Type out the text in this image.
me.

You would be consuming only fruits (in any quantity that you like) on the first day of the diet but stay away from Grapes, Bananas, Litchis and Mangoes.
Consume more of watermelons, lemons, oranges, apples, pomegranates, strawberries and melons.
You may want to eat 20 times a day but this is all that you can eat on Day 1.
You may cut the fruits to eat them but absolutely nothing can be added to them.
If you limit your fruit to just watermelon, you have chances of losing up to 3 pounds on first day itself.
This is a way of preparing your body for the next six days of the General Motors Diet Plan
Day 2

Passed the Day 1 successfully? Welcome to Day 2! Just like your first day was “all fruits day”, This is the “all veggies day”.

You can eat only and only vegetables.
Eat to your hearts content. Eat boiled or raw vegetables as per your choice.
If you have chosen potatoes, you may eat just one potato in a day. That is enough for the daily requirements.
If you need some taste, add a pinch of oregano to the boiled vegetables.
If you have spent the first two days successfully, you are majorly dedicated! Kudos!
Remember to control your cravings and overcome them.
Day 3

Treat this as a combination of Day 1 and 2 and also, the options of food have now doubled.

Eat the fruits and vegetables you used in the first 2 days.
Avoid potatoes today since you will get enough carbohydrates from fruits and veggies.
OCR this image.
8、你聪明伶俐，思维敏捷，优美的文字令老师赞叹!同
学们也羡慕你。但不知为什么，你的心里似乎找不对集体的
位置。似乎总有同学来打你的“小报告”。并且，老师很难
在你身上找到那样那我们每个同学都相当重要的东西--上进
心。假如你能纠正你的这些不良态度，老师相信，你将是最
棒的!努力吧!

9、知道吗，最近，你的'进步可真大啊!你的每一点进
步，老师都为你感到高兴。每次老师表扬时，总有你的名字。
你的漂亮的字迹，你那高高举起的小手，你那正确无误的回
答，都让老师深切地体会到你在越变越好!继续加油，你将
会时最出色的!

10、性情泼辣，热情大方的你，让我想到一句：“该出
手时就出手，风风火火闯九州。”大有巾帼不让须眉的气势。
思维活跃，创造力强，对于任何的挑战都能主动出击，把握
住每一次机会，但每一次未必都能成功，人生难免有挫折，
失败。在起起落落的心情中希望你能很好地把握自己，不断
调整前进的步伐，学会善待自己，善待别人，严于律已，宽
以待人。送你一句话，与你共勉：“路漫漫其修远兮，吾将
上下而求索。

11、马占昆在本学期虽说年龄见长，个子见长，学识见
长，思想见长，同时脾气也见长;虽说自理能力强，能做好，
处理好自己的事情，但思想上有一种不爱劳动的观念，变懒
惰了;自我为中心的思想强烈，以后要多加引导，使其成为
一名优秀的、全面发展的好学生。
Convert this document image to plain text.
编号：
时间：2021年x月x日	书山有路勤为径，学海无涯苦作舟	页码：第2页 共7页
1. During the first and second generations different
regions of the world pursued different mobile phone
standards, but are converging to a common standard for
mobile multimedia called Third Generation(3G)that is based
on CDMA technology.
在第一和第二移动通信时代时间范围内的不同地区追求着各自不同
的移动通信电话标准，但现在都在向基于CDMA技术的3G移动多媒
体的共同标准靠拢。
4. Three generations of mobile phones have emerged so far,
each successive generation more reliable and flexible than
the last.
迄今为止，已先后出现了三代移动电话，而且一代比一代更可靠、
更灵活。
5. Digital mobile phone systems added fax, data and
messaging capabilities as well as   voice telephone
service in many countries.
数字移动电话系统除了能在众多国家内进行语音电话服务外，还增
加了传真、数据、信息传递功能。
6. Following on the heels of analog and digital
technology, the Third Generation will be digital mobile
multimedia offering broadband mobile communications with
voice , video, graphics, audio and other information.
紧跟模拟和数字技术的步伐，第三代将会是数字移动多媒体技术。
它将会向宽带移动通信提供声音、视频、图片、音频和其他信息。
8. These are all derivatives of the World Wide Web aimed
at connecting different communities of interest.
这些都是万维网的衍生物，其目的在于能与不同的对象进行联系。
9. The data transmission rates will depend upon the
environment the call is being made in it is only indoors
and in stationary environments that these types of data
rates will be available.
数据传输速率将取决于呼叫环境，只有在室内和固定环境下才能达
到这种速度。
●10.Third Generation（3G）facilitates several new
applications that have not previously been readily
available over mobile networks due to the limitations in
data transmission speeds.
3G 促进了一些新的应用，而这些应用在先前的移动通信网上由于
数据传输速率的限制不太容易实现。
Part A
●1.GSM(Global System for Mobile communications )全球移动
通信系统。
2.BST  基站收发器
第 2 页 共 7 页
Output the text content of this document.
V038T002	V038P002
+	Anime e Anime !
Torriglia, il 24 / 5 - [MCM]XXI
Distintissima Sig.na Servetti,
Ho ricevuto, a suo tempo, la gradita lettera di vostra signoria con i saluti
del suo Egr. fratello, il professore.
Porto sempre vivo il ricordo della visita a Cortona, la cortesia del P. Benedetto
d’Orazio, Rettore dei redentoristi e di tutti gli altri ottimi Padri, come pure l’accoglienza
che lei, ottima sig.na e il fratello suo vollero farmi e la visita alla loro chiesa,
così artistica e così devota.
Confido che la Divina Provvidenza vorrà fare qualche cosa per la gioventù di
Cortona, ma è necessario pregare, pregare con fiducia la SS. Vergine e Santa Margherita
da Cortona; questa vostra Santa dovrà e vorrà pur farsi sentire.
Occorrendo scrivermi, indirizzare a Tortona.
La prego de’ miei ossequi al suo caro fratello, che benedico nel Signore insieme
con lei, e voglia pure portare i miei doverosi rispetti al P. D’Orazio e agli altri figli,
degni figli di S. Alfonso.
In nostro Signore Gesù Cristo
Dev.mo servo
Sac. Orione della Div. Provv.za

**Exercise objective**
Write every entry out again exactly.

**Reply to the task**
Type out the text in this image.
me.

You would be consuming only fruits (in any quantity that you like) on the first day of the diet but stay away from Grapes, Bananas, Litchis and Mangoes.
Consume more of watermelons, lemons, oranges, apples, pomegranates, strawberries and melons.
You may want to eat 20 times a day but this is all that you can eat on Day 1.
You may cut the fruits to eat them but absolutely nothing can be added to them.
If you limit your fruit to just watermelon, you have chances of losing up to 3 pounds on first day itself.
This is a way of preparing your body for the next six days of the General Motors Diet Plan
Day 2

Passed the Day 1 successfully? Welcome to Day 2! Just like your first day was “all fruits day”, This is the “all veggies day”.

You can eat only and only vegetables.
Eat to your hearts content. Eat boiled or raw vegetables as per your choice.
If you have chosen potatoes, you may eat just one potato in a day. That is enough for the daily requirements.
If you need some taste, add a pinch of oregano to the boiled vegetables.
If you have spent the first two days successfully, you are majorly dedicated! Kudos!
Remember to control your cravings and overcome them.
Day 3

Treat this as a combination of Day 1 and 2 and also, the options of food have now doubled.

Eat the fruits and vegetables you used in the first 2 days.
Avoid potatoes today since you will get enough carbohydrates from fruits and veggies.
OCR this image.
8、你聪明伶俐，思维敏捷，优美的文字令老师赞叹!同
学们也羡慕你。但不知为什么，你的心里似乎找不对集体的
位置。似乎总有同学来打你的“小报告”。并且，老师很难
在你身上找到那样那我们每个同学都相当重要的东西--上进
心。假如你能纠正你的这些不良态度，老师相信，你将是最
棒的!努力吧!

9、知道吗，最近，你的'进步可真大啊!你的每一点进
步，老师都为你感到高兴。每次老师表扬时，总有你的名字。
你的漂亮的字迹，你那高高举起的小手，你那正确无误的回
答，都让老师深切地体会到你在越变越好!继续加油，你将
会时最出色的!

10、性情泼辣，热情大方的你，让我想到一句：“该出
手时就出手，风风火火闯九州。”大有巾帼不让须眉的气势。
思维活跃，创造力强，对于任何的挑战都能主动出击，把握
住每一次机会，但每一次未必都能成功，人生难免有挫折，
失败。在起起落落的心情中希望你能很好地把握自己，不断
调整前进的步伐，学会善待自己，善待别人，严于律已，宽
以待人。送你一句话，与你共勉：“路漫漫其修远兮，吾将
上下而求索。

11、马占昆在本学期虽说年龄见长，个子见长，学识见
长，思想见长，同时脾气也见长;虽说自理能力强，能做好，
处理好自己的事情，但思想上有一种不爱劳动的观念，变懒
惰了;自我为中心的思想强烈，以后要多加引导，使其成为
一名优秀的、全面发展的好学生。
Convert this document image to plain text.
编号：
时间：2021年x月x日	书山有路勤为径，学海无涯苦作舟	页码：第2页 共7页
1. During the first and second generations different
regions of the world pursued different mobile phone
standards, but are converging to a common standard for
mobile multimedia called Third Generation(3G)that is based
on CDMA technology.
在第一和第二移动通信时代时间范围内的不同地区追求着各自不同
的移动通信电话标准，但现在都在向基于CDMA技术的3G移动多媒
体的共同标准靠拢。
4. Three generations of mobile phones have emerged so far,
each successive generation more reliable and flexible than
the last.
迄今为止，已先后出现了三代移动电话，而且一代比一代更可靠、
更灵活。
5. Digital mobile phone systems added fax, data and
messaging capabilities as well as   voice telephone
service in many countries.
数字移动电话系统除了能在众多国家内进行语音电话服务外，还增
加了传真、数据、信息传递功能。
6. Following on the heels of analog and digital
technology, the Third Generation will be digital mobile
multimedia offering broadband mobile communications with
voice , video, graphics, audio and other information.
紧跟模拟和数字技术的步伐，第三代将会是数字移动多媒体技术。
它将会向宽带移动通信提供声音、视频、图片、音频和其他信息。
8. These are all derivatives of the World Wide Web aimed
at connecting different communities of interest.
这些都是万维网的衍生物，其目的在于能与不同的对象进行联系。
9. The data transmission rates will depend upon the
environment the call is being made in it is only indoors
and in stationary environments that these types of data
rates will be available.
数据传输速率将取决于呼叫环境，只有在室内和固定环境下才能达
到这种速度。
●10.Third Generation（3G）facilitates several new
applications that have not previously been readily
available over mobile networks due to the limitations in
data transmission speeds.
3G 促进了一些新的应用，而这些应用在先前的移动通信网上由于
数据传输速率的限制不太容易实现。
Part A
●1.GSM(Global System for Mobile communications )全球移动
通信系统。
2.BST  基站收发器
第 2 页 共 7 页
Output the text content of this document.
V038T002	V038P002
+	Anime e Anime !
Torriglia, il 24 / 5 - [MCM]XXI
Distintissima Sig.na Servetti,
Ho ricevuto, a suo tempo, la gradita lettera di vostra signoria con i saluti
del suo Egr. fratello, il professore.
Porto sempre vivo il ricordo della visita a Cortona, la cortesia del P. Benedetto
d’Orazio, Rettore dei redentoristi e di tutti gli altri ottimi Padri, come pure l’accoglienza
che lei, ottima sig.na e il fratello suo vollero farmi e la visita alla loro chiesa,
così artistica e così devota.
Confido che la Divina Provvidenza vorrà fare qualche cosa per la gioventù di
Cortona, ma è necessario pregare, pregare con fiducia la SS. Vergine e Santa Margherita
da Cortona; questa vostra Santa dovrà e vorrà pur farsi sentire.
Occorrendo scrivermi, indirizzare a Tortona.
La prego de’ miei ossequi al suo caro fratello, che benedico nel Signore insieme
con lei, e voglia pure portare i miei doverosi rispetti al P. D’Orazio e agli altri figli,
degni figli di S. Alfonso.
In nostro Signore Gesù Cristo
Dev.mo servo
Sac. Orione della Div. Provv.za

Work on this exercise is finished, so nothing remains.